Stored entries
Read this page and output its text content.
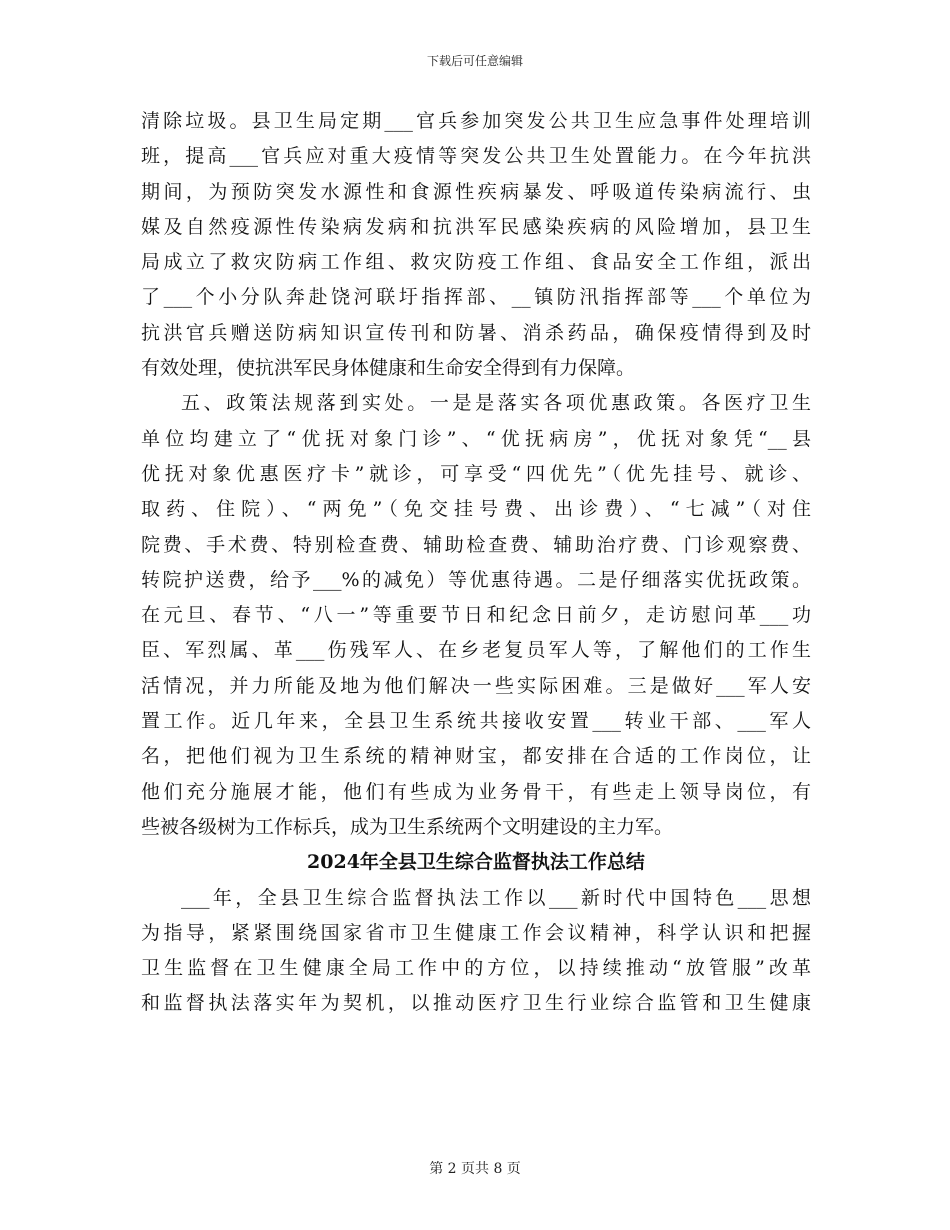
下载后可任意编辑
清除垃圾。县卫生局定期___官兵参加突发公共卫生应急事件处理培训
班，提高___官兵应对重大疫情等突发公共卫生处置能力。在今年抗洪
期间，为预防突发水源性和食源性疾病暴发、呼吸道传染病流行、虫
媒及自然疫源性传染病发病和抗洪军民感染疾病的风险增加，县卫生
局成立了救灾防病工作组、救灾防疫工作组、食品安全工作组，派出
了___个小分队奔赴饶河联圩指挥部、__镇防汛指挥部等___个单位为
抗洪官兵赠送防病知识宣传刊和防暑、消杀药品，确保疫情得到及时
有效处理，使抗洪军民身体健康和生命安全得到有力保障。
五、政策法规落到实处。一是是落实各项优惠政策。各医疗卫生
单位均建立了“优抚对象门诊”、“优抚病房”，优抚对象凭“__县
优抚对象优惠医疗卡”就诊，可享受“四优先”（优先挂号、就诊、
取药、住院）、“两免”（免交挂号费、出诊费）、“七减”（对住
院费、手术费、特别检查费、辅助检查费、辅助治疗费、门诊观察费、
转院护送费，给予___%的减免）等优惠待遇。二是仔细落实优抚政策。
在元旦、春节、“八一”等重要节日和纪念日前夕，走访慰问革___功
臣、军烈属、革___伤残军人、在乡老复员军人等，了解他们的工作生
活情况，并力所能及地为他们解决一些实际困难。三是做好___军人安
置工作。近几年来，全县卫生系统共接收安置___转业干部、___军人
名，把他们视为卫生系统的精神财宝，都安排在合适的工作岗位，让
他们充分施展才能，他们有些成为业务骨干，有些走上领导岗位，有
些被各级树为工作标兵，成为卫生系统两个文明建设的主力军。
2024年全县卫生综合监督执法工作总结
___年，全县卫生综合监督执法工作以___新时代中国特色___思想
为指导，紧紧围绕国家省市卫生健康工作会议精神，科学认识和把握
卫生监督在卫生健康全局工作中的方位，以持续推动“放管服”改革
和监督执法落实年为契机，以推动医疗卫生行业综合监管和卫生健康
第 2 页共 8 页
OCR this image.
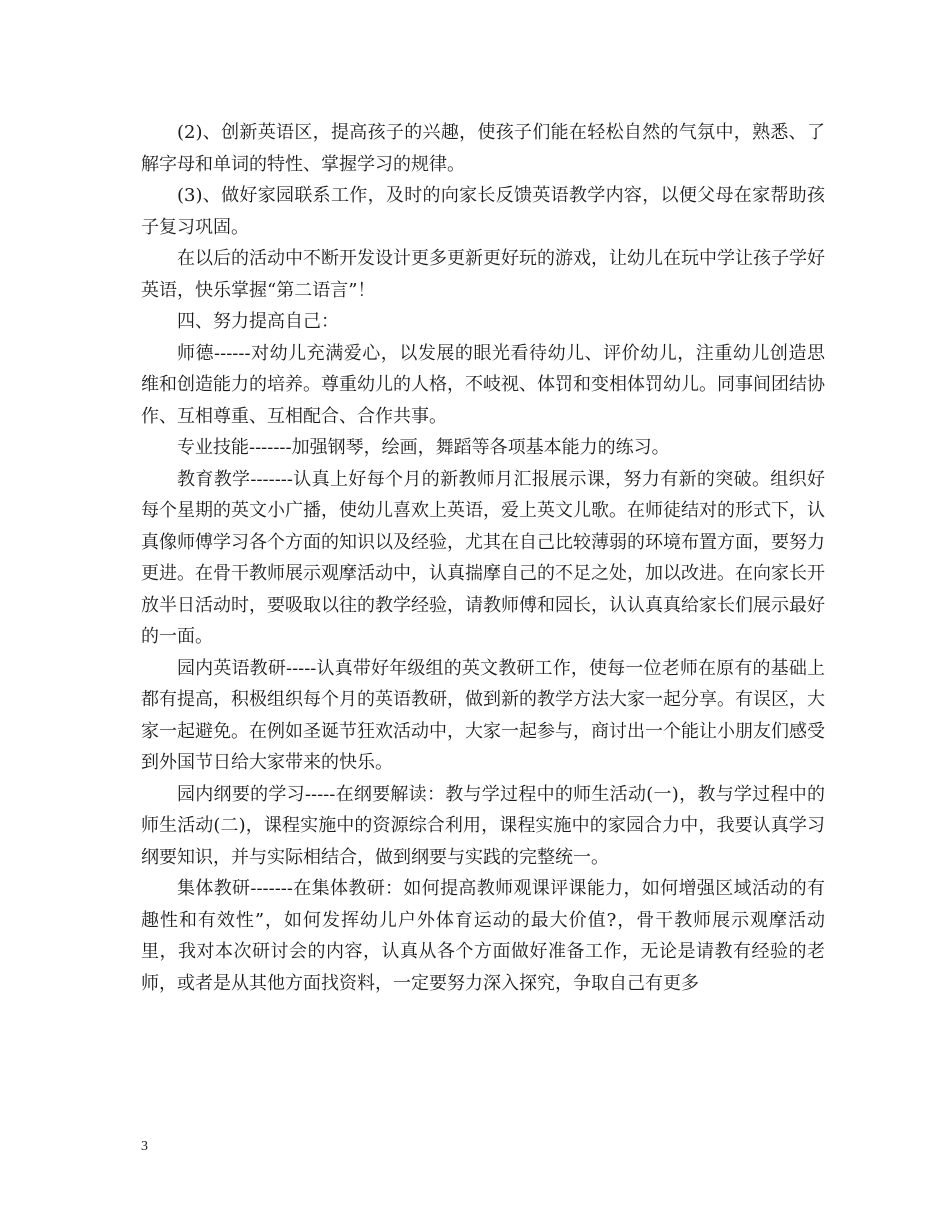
(2)、创新英语区，提高孩子的兴趣，使孩子们能在轻松自然的气氛中，熟悉、了解字母和单词的特性、掌握学习的规律。

(3)、做好家园联系工作，及时的向家长反馈英语教学内容，以便父母在家帮助孩子复习巩固。

在以后的活动中不断开发设计更多更新更好玩的游戏，让幼儿在玩中学让孩子学好英语，快乐掌握“第二语言”！

四、努力提高自己：

师德------对幼儿充满爱心，以发展的眼光看待幼儿、评价幼儿，注重幼儿创造思维和创造能力的培养。尊重幼儿的人格，不岐视、体罚和变相体罚幼儿。同事间团结协作、互相尊重、互相配合、合作共事。

专业技能-------加强钢琴，绘画，舞蹈等各项基本能力的练习。

教育教学-------认真上好每个月的新教师月汇报展示课，努力有新的突破。组织好每个星期的英文小广播，使幼儿喜欢上英语，爱上英文儿歌。在师徒结对的形式下，认真像师傅学习各个方面的知识以及经验，尤其在自己比较薄弱的环境布置方面，要努力更进。在骨干教师展示观摩活动中，认真揣摩自己的不足之处，加以改进。在向家长开放半日活动时，要吸取以往的教学经验，请教师傅和园长，认认真真给家长们展示最好的一面。

园内英语教研-----认真带好年级组的英文教研工作，使每一位老师在原有的基础上都有提高，积极组织每个月的英语教研，做到新的教学方法大家一起分享。有误区，大家一起避免。在例如圣诞节狂欢活动中，大家一起参与，商讨出一个能让小朋友们感受到外国节日给大家带来的快乐。

园内纲要的学习-----在纲要解读：教与学过程中的师生活动(一)，教与学过程中的师生活动(二)，课程实施中的资源综合利用，课程实施中的家园合力中，我要认真学习纲要知识，并与实际相结合，做到纲要与实践的完整统一。

集体教研-------在集体教研：如何提高教师观课评课能力，如何增强区域活动的有趣性和有效性”，如何发挥幼儿户外体育运动的最大价值?，骨干教师展示观摩活动里，我对本次研讨会的内容，认真从各个方面做好准备工作，无论是请教有经验的老师，或者是从其他方面找资料，一定要努力深入探究，争取自己有更多

3
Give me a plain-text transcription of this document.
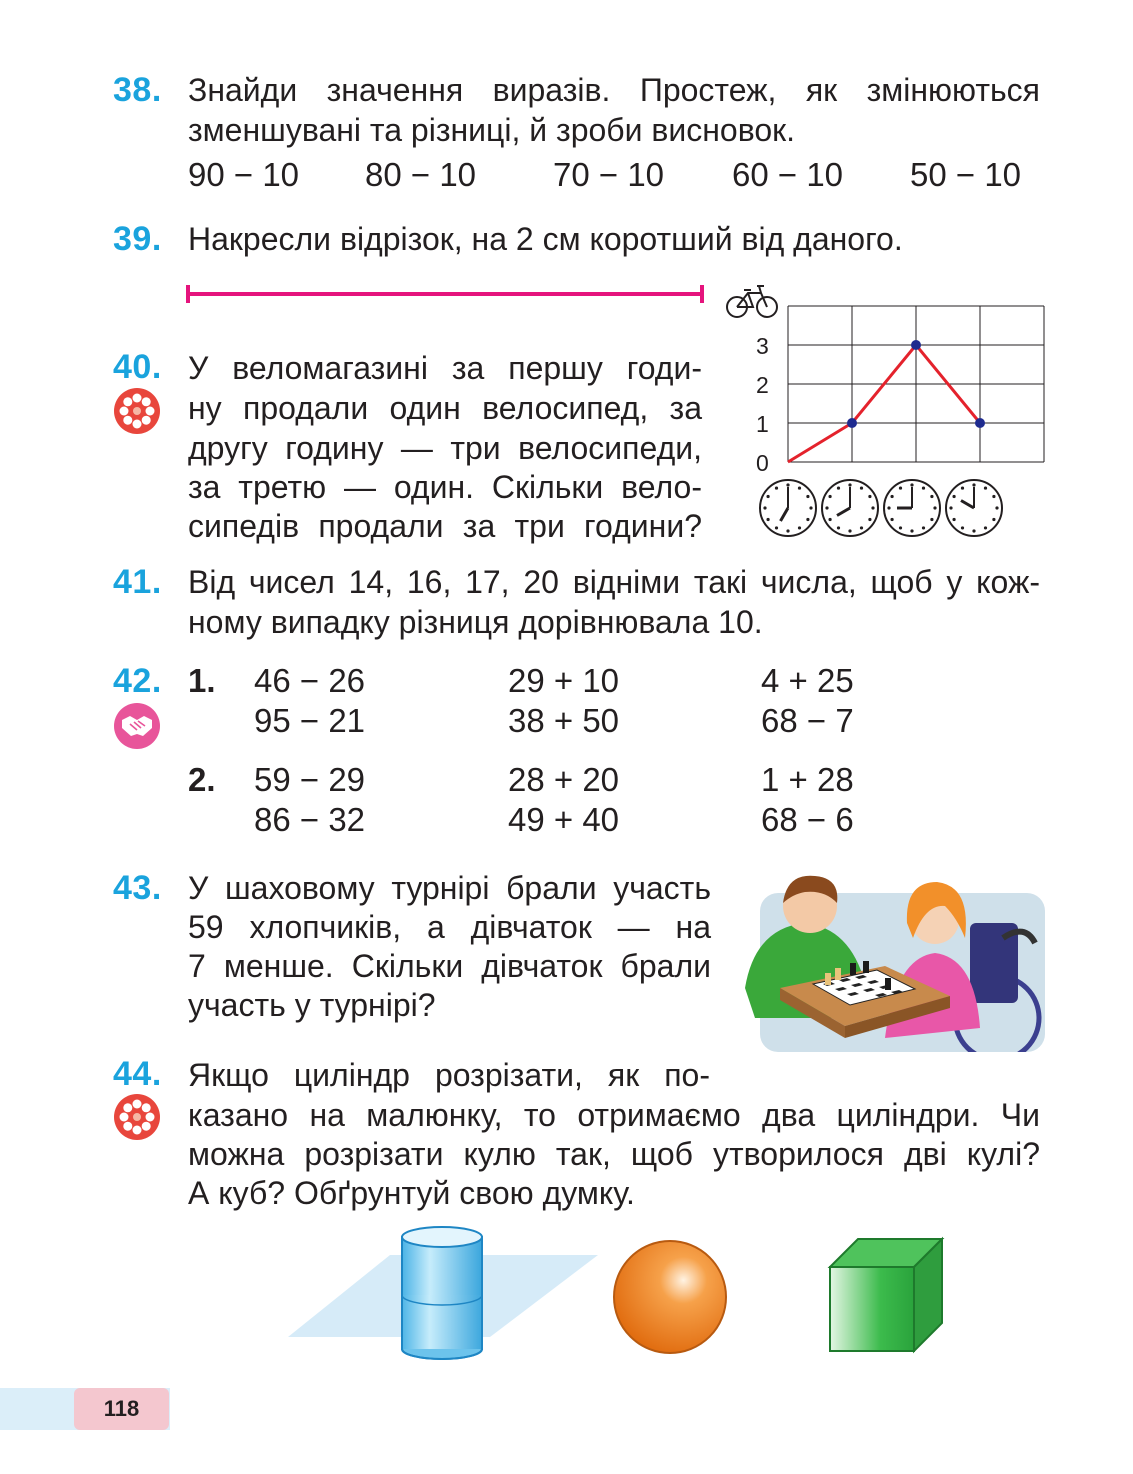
38. Знайди значення виразів. Простеж, як змінюються
зменшувані та різниці, й зроби висновок.
90 − 10 80 − 10 70 − 10 60 − 10 50 − 10
39. Накресли відрізок, на 2 см коротший від даного.
40. У веломагазині за першу годи-
ну продали один велосипед, за
другу годину — три велосипеди,
за третю — один. Скільки вело-
сипедів продали за три години?
0
1
2
3
41. Від чисел 14, 16, 17, 20 відніми такі числа, щоб у кож-
ному випадку різниця дорівнювала 10.
42. 1. 46 − 26
95 − 21
29 + 10
38 + 50
4 + 25
68 − 7
2. 59 − 29
86 − 32
28 + 20
49 + 40
1 + 28
68 − 6
43. У шаховому турнірі брали участь
59 хлопчиків, а дівчаток — на
7 менше. Скільки дівчаток брали
участь у турнірі?
44. Якщо циліндр розрізати, як по-
казано на малюнку, то отримаємо два циліндри. Чи
можна розрізати кулю так, щоб утворилося дві кулі?
А куб? Обґрунтуй свою думку.
118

▸ **Stated exercise**
Copy out all lines that carry the word "Скільки".

▸ **Correct result**
за третю — один. Скільки вело-
7 менше. Скільки дівчаток брали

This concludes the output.